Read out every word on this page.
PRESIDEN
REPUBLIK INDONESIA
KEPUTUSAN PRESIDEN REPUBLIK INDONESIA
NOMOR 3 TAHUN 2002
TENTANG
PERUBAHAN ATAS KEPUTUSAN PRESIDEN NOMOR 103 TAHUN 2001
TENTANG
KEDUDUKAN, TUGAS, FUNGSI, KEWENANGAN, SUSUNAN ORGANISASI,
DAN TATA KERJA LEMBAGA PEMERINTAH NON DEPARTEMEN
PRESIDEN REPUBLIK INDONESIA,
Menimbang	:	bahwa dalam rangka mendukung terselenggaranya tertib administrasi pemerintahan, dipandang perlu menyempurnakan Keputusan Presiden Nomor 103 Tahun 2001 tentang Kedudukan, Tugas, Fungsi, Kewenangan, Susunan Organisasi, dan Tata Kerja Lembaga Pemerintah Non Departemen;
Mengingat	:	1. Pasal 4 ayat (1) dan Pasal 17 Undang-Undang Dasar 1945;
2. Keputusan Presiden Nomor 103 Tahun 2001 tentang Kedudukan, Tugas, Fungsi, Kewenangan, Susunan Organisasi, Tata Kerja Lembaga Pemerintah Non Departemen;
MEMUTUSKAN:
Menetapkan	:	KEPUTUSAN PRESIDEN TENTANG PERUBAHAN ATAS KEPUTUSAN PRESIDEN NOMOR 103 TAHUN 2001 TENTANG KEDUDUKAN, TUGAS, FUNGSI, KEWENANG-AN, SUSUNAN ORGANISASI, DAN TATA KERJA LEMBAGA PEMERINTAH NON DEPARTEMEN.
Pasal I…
--*--
Copy down the whole of the data above, matching it exactly.

Read out every word on this page.
PRESIDEN
REPUBLIK INDONESIA
KEPUTUSAN PRESIDEN REPUBLIK INDONESIA
NOMOR 3 TAHUN 2002
TENTANG
PERUBAHAN ATAS KEPUTUSAN PRESIDEN NOMOR 103 TAHUN 2001
TENTANG
KEDUDUKAN, TUGAS, FUNGSI, KEWENANGAN, SUSUNAN ORGANISASI,
DAN TATA KERJA LEMBAGA PEMERINTAH NON DEPARTEMEN
PRESIDEN REPUBLIK INDONESIA,
Menimbang	:	bahwa dalam rangka mendukung terselenggaranya tertib administrasi pemerintahan, dipandang perlu menyempurnakan Keputusan Presiden Nomor 103 Tahun 2001 tentang Kedudukan, Tugas, Fungsi, Kewenangan, Susunan Organisasi, dan Tata Kerja Lembaga Pemerintah Non Departemen;
Mengingat	:	1. Pasal 4 ayat (1) dan Pasal 17 Undang-Undang Dasar 1945;
2. Keputusan Presiden Nomor 103 Tahun 2001 tentang Kedudukan, Tugas, Fungsi, Kewenangan, Susunan Organisasi, Tata Kerja Lembaga Pemerintah Non Departemen;
MEMUTUSKAN:
Menetapkan	:	KEPUTUSAN PRESIDEN TENTANG PERUBAHAN ATAS KEPUTUSAN PRESIDEN NOMOR 103 TAHUN 2001 TENTANG KEDUDUKAN, TUGAS, FUNGSI, KEWENANG-AN, SUSUNAN ORGANISASI, DAN TATA KERJA LEMBAGA PEMERINTAH NON DEPARTEMEN.
Pasal I…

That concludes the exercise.